## What this task involves
Pick out every line in the records below that contains the string "LABORATORIAL", and copy each one. Case counts.

Labeled region entries:
* begin *

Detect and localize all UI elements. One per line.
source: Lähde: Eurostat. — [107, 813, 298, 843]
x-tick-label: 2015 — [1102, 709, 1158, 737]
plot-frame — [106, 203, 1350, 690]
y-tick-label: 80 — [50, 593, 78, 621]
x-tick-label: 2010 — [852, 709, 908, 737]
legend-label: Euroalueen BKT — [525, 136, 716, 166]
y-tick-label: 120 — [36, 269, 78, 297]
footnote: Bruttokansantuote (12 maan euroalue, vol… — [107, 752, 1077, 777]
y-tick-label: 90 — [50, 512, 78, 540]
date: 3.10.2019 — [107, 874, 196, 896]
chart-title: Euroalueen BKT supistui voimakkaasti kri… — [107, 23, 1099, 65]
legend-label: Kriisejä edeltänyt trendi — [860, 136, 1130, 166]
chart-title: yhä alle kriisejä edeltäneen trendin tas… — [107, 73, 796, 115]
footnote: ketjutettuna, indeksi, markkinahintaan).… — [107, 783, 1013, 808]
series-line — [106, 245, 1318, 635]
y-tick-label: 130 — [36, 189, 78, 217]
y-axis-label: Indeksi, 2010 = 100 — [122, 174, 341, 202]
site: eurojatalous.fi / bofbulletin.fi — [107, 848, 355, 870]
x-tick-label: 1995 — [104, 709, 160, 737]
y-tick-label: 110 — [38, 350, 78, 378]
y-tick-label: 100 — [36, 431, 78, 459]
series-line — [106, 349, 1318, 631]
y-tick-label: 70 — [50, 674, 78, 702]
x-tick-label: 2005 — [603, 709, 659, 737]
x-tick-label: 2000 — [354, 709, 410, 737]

* end *
* begin *

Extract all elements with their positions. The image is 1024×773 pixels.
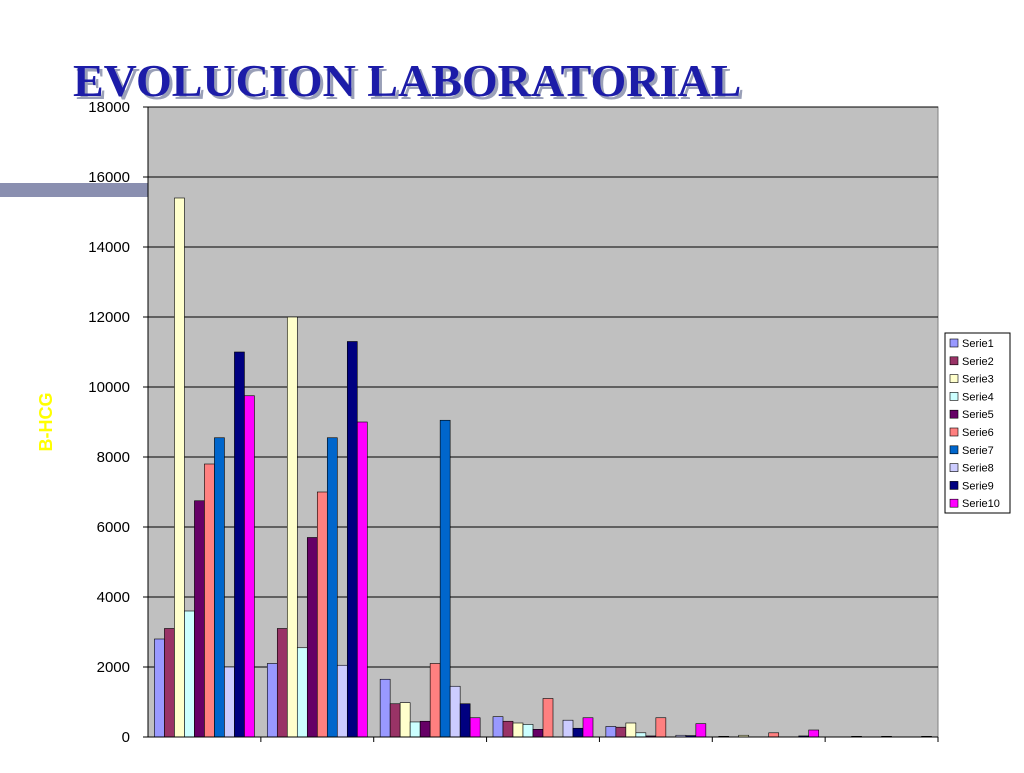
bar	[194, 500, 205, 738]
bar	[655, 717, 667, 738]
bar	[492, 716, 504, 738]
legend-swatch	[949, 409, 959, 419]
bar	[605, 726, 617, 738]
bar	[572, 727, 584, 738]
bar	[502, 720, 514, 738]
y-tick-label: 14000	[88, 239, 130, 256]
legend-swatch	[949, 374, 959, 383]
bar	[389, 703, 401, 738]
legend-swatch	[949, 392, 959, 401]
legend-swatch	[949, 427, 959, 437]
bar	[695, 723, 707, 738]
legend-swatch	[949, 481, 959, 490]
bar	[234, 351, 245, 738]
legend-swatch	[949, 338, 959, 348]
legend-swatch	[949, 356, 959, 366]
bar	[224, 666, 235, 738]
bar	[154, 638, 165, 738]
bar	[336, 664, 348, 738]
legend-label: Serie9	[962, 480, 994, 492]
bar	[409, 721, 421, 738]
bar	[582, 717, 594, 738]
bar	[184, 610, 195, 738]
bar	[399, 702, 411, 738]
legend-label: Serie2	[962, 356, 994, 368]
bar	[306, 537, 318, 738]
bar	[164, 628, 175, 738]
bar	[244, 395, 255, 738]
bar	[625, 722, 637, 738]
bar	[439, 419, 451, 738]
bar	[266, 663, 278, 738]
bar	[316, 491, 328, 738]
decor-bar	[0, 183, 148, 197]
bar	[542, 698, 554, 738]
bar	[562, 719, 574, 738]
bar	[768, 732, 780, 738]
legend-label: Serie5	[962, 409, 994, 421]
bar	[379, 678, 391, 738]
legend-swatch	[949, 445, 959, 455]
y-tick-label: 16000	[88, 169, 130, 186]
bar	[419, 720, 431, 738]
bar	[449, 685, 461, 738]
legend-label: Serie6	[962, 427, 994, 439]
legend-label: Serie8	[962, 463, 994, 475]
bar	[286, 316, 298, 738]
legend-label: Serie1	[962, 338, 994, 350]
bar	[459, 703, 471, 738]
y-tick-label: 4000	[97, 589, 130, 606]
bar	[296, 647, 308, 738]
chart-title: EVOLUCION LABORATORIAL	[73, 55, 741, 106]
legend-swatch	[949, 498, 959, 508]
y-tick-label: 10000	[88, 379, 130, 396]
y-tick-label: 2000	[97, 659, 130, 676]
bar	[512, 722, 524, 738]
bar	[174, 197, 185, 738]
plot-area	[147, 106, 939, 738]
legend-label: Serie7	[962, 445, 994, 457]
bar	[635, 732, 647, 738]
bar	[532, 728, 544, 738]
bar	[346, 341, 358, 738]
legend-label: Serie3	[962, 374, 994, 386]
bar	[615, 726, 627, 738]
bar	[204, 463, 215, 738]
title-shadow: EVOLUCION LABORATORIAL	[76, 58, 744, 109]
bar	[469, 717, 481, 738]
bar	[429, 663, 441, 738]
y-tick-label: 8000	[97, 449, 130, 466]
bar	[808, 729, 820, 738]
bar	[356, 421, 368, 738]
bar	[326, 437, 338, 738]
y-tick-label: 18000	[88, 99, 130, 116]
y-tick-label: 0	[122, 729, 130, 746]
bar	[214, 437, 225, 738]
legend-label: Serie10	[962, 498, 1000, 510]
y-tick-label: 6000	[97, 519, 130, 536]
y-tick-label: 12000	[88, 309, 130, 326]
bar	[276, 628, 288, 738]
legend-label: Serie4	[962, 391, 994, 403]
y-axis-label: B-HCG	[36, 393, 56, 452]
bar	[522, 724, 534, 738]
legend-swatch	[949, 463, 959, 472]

* end *

## Exercise answer
chart-title: EVOLUCION LABORATORIAL	[73, 55, 741, 106]
title-shadow: EVOLUCION LABORATORIAL	[76, 58, 744, 109]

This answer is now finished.